__Required work__
Records follow. Pull out every line that contains "Volume".

__Provided information__
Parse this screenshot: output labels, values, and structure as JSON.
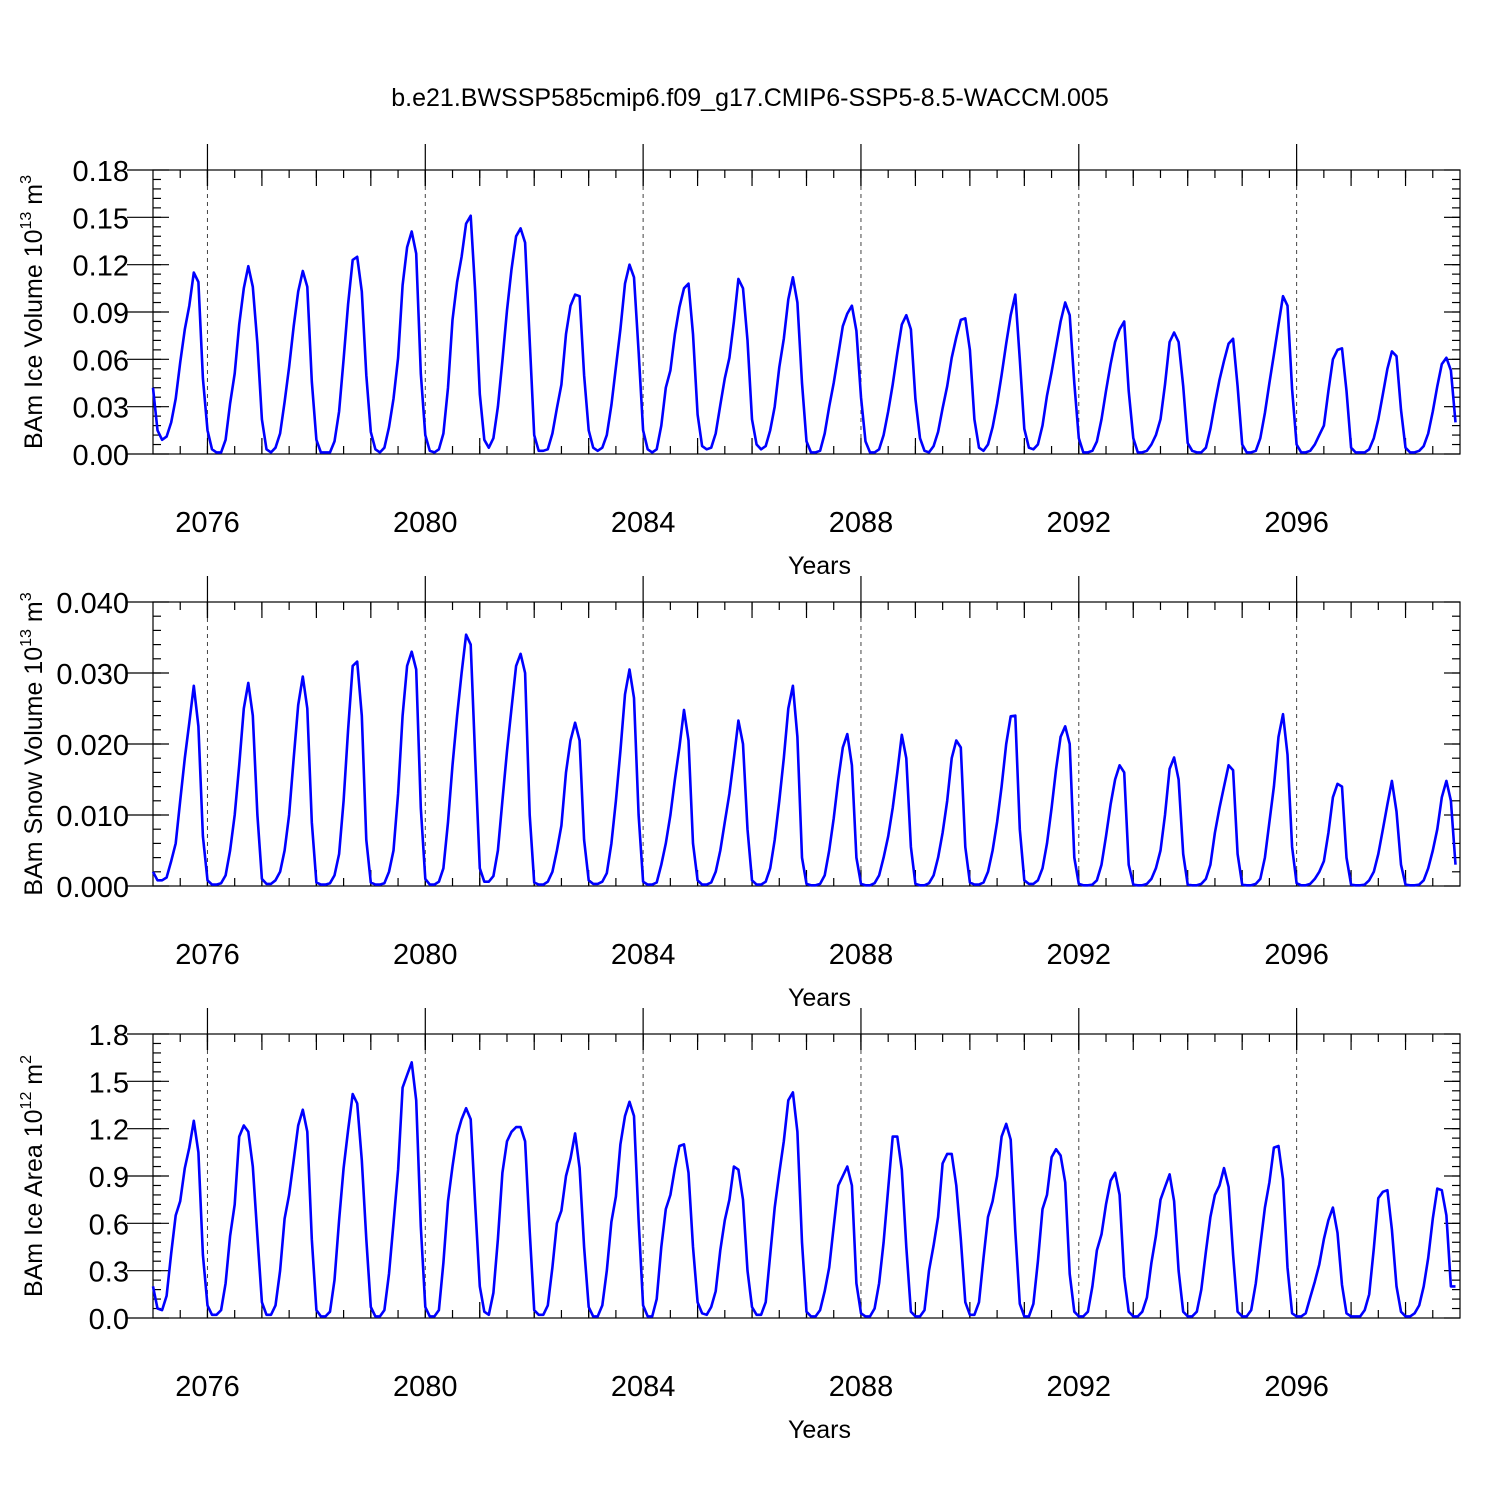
{
  "figure": {
    "title": "b.e21.BWSSP585cmip6.f09_g17.CMIP6-SSP5-8.5-WACCM.005",
    "line_color": "#0000ff"
  },
  "chart_data": [
    {
      "type": "line",
      "ylabel_main": "BAm Ice Volume 10",
      "ylabel_exp": "13",
      "ylabel_unit": " m",
      "ylabel_unit_exp": "3",
      "xlabel": "Years",
      "xlim": [
        2075,
        2099
      ],
      "ylim": [
        0,
        0.18
      ],
      "y_ticks": [
        0.0,
        0.03,
        0.06,
        0.09,
        0.12,
        0.15,
        0.18
      ],
      "y_tick_labels": [
        "0.00",
        "0.03",
        "0.06",
        "0.09",
        "0.12",
        "0.15",
        "0.18"
      ],
      "y_minor_step": 0.006,
      "x_ticks": [
        2076,
        2080,
        2084,
        2088,
        2092,
        2096
      ],
      "x_tick_labels": [
        "2076",
        "2080",
        "2084",
        "2088",
        "2092",
        "2096"
      ],
      "x_minor_step": 0.5,
      "grid": "vertical dashed lines at labelled years",
      "series": [
        {
          "start_year": 2075,
          "step": "monthly",
          "values": [
            0.042,
            0.015,
            0.009,
            0.011,
            0.02,
            0.035,
            0.058,
            0.079,
            0.094,
            0.115,
            0.109,
            0.048,
            0.015,
            0.003,
            0.001,
            0.001,
            0.009,
            0.032,
            0.051,
            0.082,
            0.105,
            0.119,
            0.106,
            0.07,
            0.022,
            0.003,
            0.001,
            0.004,
            0.013,
            0.033,
            0.055,
            0.081,
            0.103,
            0.116,
            0.106,
            0.046,
            0.009,
            0.001,
            0.001,
            0.001,
            0.008,
            0.027,
            0.06,
            0.095,
            0.123,
            0.125,
            0.103,
            0.05,
            0.014,
            0.003,
            0.001,
            0.004,
            0.017,
            0.035,
            0.061,
            0.107,
            0.131,
            0.141,
            0.127,
            0.051,
            0.012,
            0.002,
            0.001,
            0.003,
            0.013,
            0.042,
            0.085,
            0.109,
            0.125,
            0.146,
            0.151,
            0.103,
            0.038,
            0.009,
            0.004,
            0.01,
            0.03,
            0.059,
            0.091,
            0.117,
            0.138,
            0.143,
            0.134,
            0.072,
            0.012,
            0.002,
            0.002,
            0.003,
            0.013,
            0.029,
            0.044,
            0.076,
            0.094,
            0.101,
            0.1,
            0.05,
            0.015,
            0.004,
            0.002,
            0.004,
            0.012,
            0.031,
            0.055,
            0.079,
            0.108,
            0.12,
            0.112,
            0.065,
            0.015,
            0.003,
            0.001,
            0.003,
            0.018,
            0.042,
            0.053,
            0.076,
            0.093,
            0.105,
            0.108,
            0.076,
            0.025,
            0.005,
            0.003,
            0.004,
            0.013,
            0.031,
            0.048,
            0.061,
            0.084,
            0.111,
            0.105,
            0.072,
            0.022,
            0.006,
            0.003,
            0.005,
            0.015,
            0.03,
            0.055,
            0.073,
            0.098,
            0.112,
            0.096,
            0.045,
            0.008,
            0.001,
            0.001,
            0.002,
            0.013,
            0.03,
            0.045,
            0.063,
            0.081,
            0.089,
            0.094,
            0.078,
            0.036,
            0.008,
            0.001,
            0.001,
            0.003,
            0.012,
            0.027,
            0.044,
            0.064,
            0.082,
            0.088,
            0.079,
            0.035,
            0.01,
            0.002,
            0.001,
            0.005,
            0.014,
            0.029,
            0.043,
            0.061,
            0.074,
            0.085,
            0.086,
            0.066,
            0.022,
            0.004,
            0.002,
            0.006,
            0.017,
            0.032,
            0.05,
            0.07,
            0.088,
            0.101,
            0.06,
            0.016,
            0.004,
            0.003,
            0.006,
            0.018,
            0.037,
            0.052,
            0.068,
            0.084,
            0.096,
            0.088,
            0.045,
            0.01,
            0.001,
            0.001,
            0.002,
            0.008,
            0.022,
            0.04,
            0.057,
            0.071,
            0.079,
            0.084,
            0.04,
            0.01,
            0.001,
            0.001,
            0.002,
            0.006,
            0.012,
            0.022,
            0.044,
            0.071,
            0.077,
            0.071,
            0.043,
            0.007,
            0.002,
            0.001,
            0.001,
            0.004,
            0.016,
            0.032,
            0.047,
            0.059,
            0.07,
            0.073,
            0.043,
            0.006,
            0.001,
            0.001,
            0.002,
            0.01,
            0.026,
            0.045,
            0.063,
            0.082,
            0.1,
            0.094,
            0.041,
            0.006,
            0.001,
            0.001,
            0.002,
            0.006,
            0.012,
            0.018,
            0.04,
            0.06,
            0.066,
            0.067,
            0.04,
            0.004,
            0.001,
            0.001,
            0.001,
            0.003,
            0.01,
            0.022,
            0.038,
            0.054,
            0.065,
            0.062,
            0.028,
            0.004,
            0.001,
            0.001,
            0.002,
            0.005,
            0.013,
            0.027,
            0.043,
            0.057,
            0.061,
            0.053,
            0.02
          ]
        }
      ]
    },
    {
      "type": "line",
      "ylabel_main": "BAm Snow Volume 10",
      "ylabel_exp": "13",
      "ylabel_unit": " m",
      "ylabel_unit_exp": "3",
      "xlabel": "Years",
      "xlim": [
        2075,
        2099
      ],
      "ylim": [
        0,
        0.04
      ],
      "y_ticks": [
        0.0,
        0.01,
        0.02,
        0.03,
        0.04
      ],
      "y_tick_labels": [
        "0.000",
        "0.010",
        "0.020",
        "0.030",
        "0.040"
      ],
      "y_minor_step": 0.002,
      "x_ticks": [
        2076,
        2080,
        2084,
        2088,
        2092,
        2096
      ],
      "x_tick_labels": [
        "2076",
        "2080",
        "2084",
        "2088",
        "2092",
        "2096"
      ],
      "x_minor_step": 0.5,
      "grid": "vertical dashed lines at labelled years",
      "series": [
        {
          "start_year": 2075,
          "step": "monthly",
          "values": [
            0.002,
            0.0008,
            0.0008,
            0.0012,
            0.0035,
            0.006,
            0.012,
            0.018,
            0.023,
            0.0282,
            0.0225,
            0.007,
            0.0008,
            0.0002,
            0.0002,
            0.0004,
            0.0015,
            0.005,
            0.01,
            0.017,
            0.025,
            0.0286,
            0.024,
            0.01,
            0.001,
            0.0003,
            0.0003,
            0.0008,
            0.002,
            0.005,
            0.01,
            0.018,
            0.0255,
            0.0295,
            0.025,
            0.009,
            0.0005,
            0.0002,
            0.0002,
            0.0004,
            0.0015,
            0.0045,
            0.012,
            0.022,
            0.031,
            0.0316,
            0.024,
            0.0065,
            0.0005,
            0.0002,
            0.0002,
            0.0004,
            0.002,
            0.005,
            0.013,
            0.024,
            0.031,
            0.033,
            0.0305,
            0.011,
            0.001,
            0.0002,
            0.0002,
            0.0006,
            0.0025,
            0.009,
            0.017,
            0.024,
            0.03,
            0.0354,
            0.034,
            0.018,
            0.0025,
            0.0006,
            0.0006,
            0.0014,
            0.005,
            0.012,
            0.019,
            0.025,
            0.031,
            0.0327,
            0.03,
            0.01,
            0.0005,
            0.0002,
            0.0002,
            0.0006,
            0.002,
            0.005,
            0.0085,
            0.016,
            0.0205,
            0.023,
            0.0205,
            0.0065,
            0.0008,
            0.0003,
            0.0003,
            0.0006,
            0.0018,
            0.006,
            0.012,
            0.019,
            0.027,
            0.0305,
            0.0265,
            0.01,
            0.0006,
            0.0002,
            0.0002,
            0.0005,
            0.003,
            0.006,
            0.01,
            0.015,
            0.0195,
            0.0248,
            0.0205,
            0.006,
            0.0008,
            0.0002,
            0.0002,
            0.0005,
            0.002,
            0.005,
            0.009,
            0.013,
            0.018,
            0.0233,
            0.02,
            0.008,
            0.0008,
            0.0002,
            0.0002,
            0.0006,
            0.0025,
            0.0065,
            0.012,
            0.018,
            0.025,
            0.0282,
            0.021,
            0.004,
            0.0003,
            0.0001,
            0.0001,
            0.0003,
            0.0015,
            0.005,
            0.0095,
            0.015,
            0.0195,
            0.0214,
            0.017,
            0.004,
            0.0003,
            0.0001,
            0.0001,
            0.0004,
            0.0015,
            0.004,
            0.007,
            0.011,
            0.016,
            0.0213,
            0.018,
            0.0055,
            0.0003,
            0.0001,
            0.0001,
            0.0004,
            0.0015,
            0.004,
            0.0075,
            0.012,
            0.018,
            0.0205,
            0.0195,
            0.0055,
            0.0005,
            0.0002,
            0.0002,
            0.0005,
            0.002,
            0.005,
            0.009,
            0.014,
            0.02,
            0.0239,
            0.024,
            0.008,
            0.0008,
            0.0003,
            0.0003,
            0.0008,
            0.0025,
            0.006,
            0.011,
            0.0165,
            0.021,
            0.0225,
            0.02,
            0.004,
            0.0003,
            0.0001,
            0.0001,
            0.0002,
            0.0008,
            0.003,
            0.007,
            0.0115,
            0.015,
            0.017,
            0.016,
            0.003,
            0.0002,
            0.0001,
            0.0001,
            0.0003,
            0.001,
            0.0025,
            0.005,
            0.01,
            0.0165,
            0.0181,
            0.015,
            0.0045,
            0.0002,
            0.0001,
            0.0001,
            0.0003,
            0.001,
            0.003,
            0.0075,
            0.011,
            0.014,
            0.017,
            0.0163,
            0.0045,
            0.0002,
            0.0001,
            0.0001,
            0.0003,
            0.001,
            0.004,
            0.009,
            0.014,
            0.021,
            0.0242,
            0.0185,
            0.0055,
            0.0004,
            0.0001,
            0.0001,
            0.0003,
            0.001,
            0.002,
            0.0035,
            0.0075,
            0.0125,
            0.0144,
            0.014,
            0.004,
            0.0002,
            0.0001,
            0.0001,
            0.0002,
            0.0008,
            0.002,
            0.0045,
            0.008,
            0.0115,
            0.0148,
            0.0105,
            0.003,
            0.0002,
            0.0001,
            0.0001,
            0.0002,
            0.0008,
            0.0025,
            0.005,
            0.008,
            0.0125,
            0.0148,
            0.012,
            0.003
          ]
        }
      ]
    },
    {
      "type": "line",
      "ylabel_main": "BAm Ice Area 10",
      "ylabel_exp": "12",
      "ylabel_unit": " m",
      "ylabel_unit_exp": "2",
      "xlabel": "Years",
      "xlim": [
        2075,
        2099
      ],
      "ylim": [
        0,
        1.8
      ],
      "y_ticks": [
        0.0,
        0.3,
        0.6,
        0.9,
        1.2,
        1.5,
        1.8
      ],
      "y_tick_labels": [
        "0.0",
        "0.3",
        "0.6",
        "0.9",
        "1.2",
        "1.5",
        "1.8"
      ],
      "y_minor_step": 0.06,
      "x_ticks": [
        2076,
        2080,
        2084,
        2088,
        2092,
        2096
      ],
      "x_tick_labels": [
        "2076",
        "2080",
        "2084",
        "2088",
        "2092",
        "2096"
      ],
      "x_minor_step": 0.5,
      "grid": "vertical dashed lines at labelled years",
      "series": [
        {
          "start_year": 2075,
          "step": "monthly",
          "values": [
            0.2,
            0.06,
            0.05,
            0.14,
            0.41,
            0.65,
            0.74,
            0.95,
            1.08,
            1.25,
            1.05,
            0.4,
            0.08,
            0.02,
            0.02,
            0.05,
            0.22,
            0.52,
            0.72,
            1.15,
            1.22,
            1.18,
            0.96,
            0.52,
            0.1,
            0.02,
            0.02,
            0.08,
            0.3,
            0.63,
            0.78,
            1.0,
            1.22,
            1.32,
            1.18,
            0.5,
            0.05,
            0.01,
            0.01,
            0.04,
            0.24,
            0.62,
            0.95,
            1.19,
            1.42,
            1.36,
            1.0,
            0.5,
            0.07,
            0.01,
            0.01,
            0.05,
            0.28,
            0.6,
            0.94,
            1.46,
            1.54,
            1.62,
            1.38,
            0.58,
            0.07,
            0.01,
            0.01,
            0.05,
            0.35,
            0.74,
            0.96,
            1.16,
            1.26,
            1.33,
            1.26,
            0.72,
            0.2,
            0.04,
            0.02,
            0.16,
            0.5,
            0.92,
            1.12,
            1.18,
            1.21,
            1.21,
            1.12,
            0.55,
            0.05,
            0.02,
            0.02,
            0.08,
            0.32,
            0.6,
            0.68,
            0.9,
            1.01,
            1.17,
            0.95,
            0.45,
            0.07,
            0.01,
            0.01,
            0.08,
            0.3,
            0.61,
            0.77,
            1.1,
            1.28,
            1.37,
            1.28,
            0.62,
            0.08,
            0.01,
            0.01,
            0.12,
            0.45,
            0.69,
            0.78,
            0.95,
            1.09,
            1.1,
            0.92,
            0.45,
            0.1,
            0.03,
            0.02,
            0.07,
            0.17,
            0.43,
            0.62,
            0.75,
            0.96,
            0.94,
            0.75,
            0.3,
            0.07,
            0.02,
            0.02,
            0.1,
            0.4,
            0.7,
            0.92,
            1.12,
            1.38,
            1.43,
            1.18,
            0.48,
            0.04,
            0.01,
            0.01,
            0.05,
            0.17,
            0.32,
            0.58,
            0.84,
            0.9,
            0.96,
            0.84,
            0.22,
            0.03,
            0.01,
            0.01,
            0.06,
            0.22,
            0.48,
            0.82,
            1.15,
            1.15,
            0.94,
            0.45,
            0.04,
            0.01,
            0.01,
            0.05,
            0.3,
            0.46,
            0.64,
            0.98,
            1.04,
            1.04,
            0.84,
            0.5,
            0.1,
            0.02,
            0.02,
            0.1,
            0.38,
            0.64,
            0.74,
            0.9,
            1.15,
            1.23,
            1.13,
            0.55,
            0.09,
            0.01,
            0.01,
            0.09,
            0.36,
            0.69,
            0.78,
            1.02,
            1.07,
            1.03,
            0.86,
            0.28,
            0.04,
            0.01,
            0.01,
            0.04,
            0.2,
            0.43,
            0.53,
            0.72,
            0.87,
            0.92,
            0.78,
            0.26,
            0.04,
            0.01,
            0.01,
            0.04,
            0.13,
            0.35,
            0.52,
            0.75,
            0.83,
            0.91,
            0.74,
            0.3,
            0.04,
            0.01,
            0.01,
            0.04,
            0.18,
            0.42,
            0.64,
            0.78,
            0.84,
            0.95,
            0.83,
            0.4,
            0.04,
            0.01,
            0.01,
            0.05,
            0.22,
            0.46,
            0.7,
            0.86,
            1.08,
            1.09,
            0.88,
            0.32,
            0.03,
            0.01,
            0.01,
            0.03,
            0.13,
            0.23,
            0.34,
            0.5,
            0.62,
            0.7,
            0.54,
            0.21,
            0.03,
            0.01,
            0.01,
            0.01,
            0.05,
            0.15,
            0.44,
            0.76,
            0.8,
            0.81,
            0.56,
            0.2,
            0.04,
            0.01,
            0.01,
            0.03,
            0.08,
            0.2,
            0.38,
            0.63,
            0.82,
            0.81,
            0.65,
            0.2,
            0.2
          ]
        }
      ]
    }
  ]
}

__Finished task__
      "ylabel_main": "BAm Ice Volume 10",
      "ylabel_main": "BAm Snow Volume 10",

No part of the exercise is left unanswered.